Stored items from a collection
— begin —

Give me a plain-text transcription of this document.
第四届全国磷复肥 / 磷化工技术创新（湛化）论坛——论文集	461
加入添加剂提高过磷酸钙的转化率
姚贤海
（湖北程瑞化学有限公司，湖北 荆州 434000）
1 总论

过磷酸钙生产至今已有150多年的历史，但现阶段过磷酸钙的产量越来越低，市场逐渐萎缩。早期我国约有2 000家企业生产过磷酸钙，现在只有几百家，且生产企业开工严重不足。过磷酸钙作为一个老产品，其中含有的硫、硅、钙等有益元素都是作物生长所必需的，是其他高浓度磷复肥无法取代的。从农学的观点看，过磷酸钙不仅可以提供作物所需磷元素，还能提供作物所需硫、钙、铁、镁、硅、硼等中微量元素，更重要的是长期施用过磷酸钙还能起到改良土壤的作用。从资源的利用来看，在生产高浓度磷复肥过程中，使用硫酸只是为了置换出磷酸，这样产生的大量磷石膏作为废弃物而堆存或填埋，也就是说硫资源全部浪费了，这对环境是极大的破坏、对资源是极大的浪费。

— end —

▶ **EXERCISE**
The records above are to be copied in full, exactly as written.

▶ **FULL SOLUTION**
Give me a plain-text transcription of this document.
第四届全国磷复肥 / 磷化工技术创新（湛化）论坛——论文集	461
加入添加剂提高过磷酸钙的转化率
姚贤海
（湖北程瑞化学有限公司，湖北 荆州 434000）
1 总论

过磷酸钙生产至今已有150多年的历史，但现阶段过磷酸钙的产量越来越低，市场逐渐萎缩。早期我国约有2 000家企业生产过磷酸钙，现在只有几百家，且生产企业开工严重不足。过磷酸钙作为一个老产品，其中含有的硫、硅、钙等有益元素都是作物生长所必需的，是其他高浓度磷复肥无法取代的。从农学的观点看，过磷酸钙不仅可以提供作物所需磷元素，还能提供作物所需硫、钙、铁、镁、硅、硼等中微量元素，更重要的是长期施用过磷酸钙还能起到改良土壤的作用。从资源的利用来看，在生产高浓度磷复肥过程中，使用硫酸只是为了置换出磷酸，这样产生的大量磷石膏作为废弃物而堆存或填埋，也就是说硫资源全部浪费了，这对环境是极大的破坏、对资源是极大的浪费。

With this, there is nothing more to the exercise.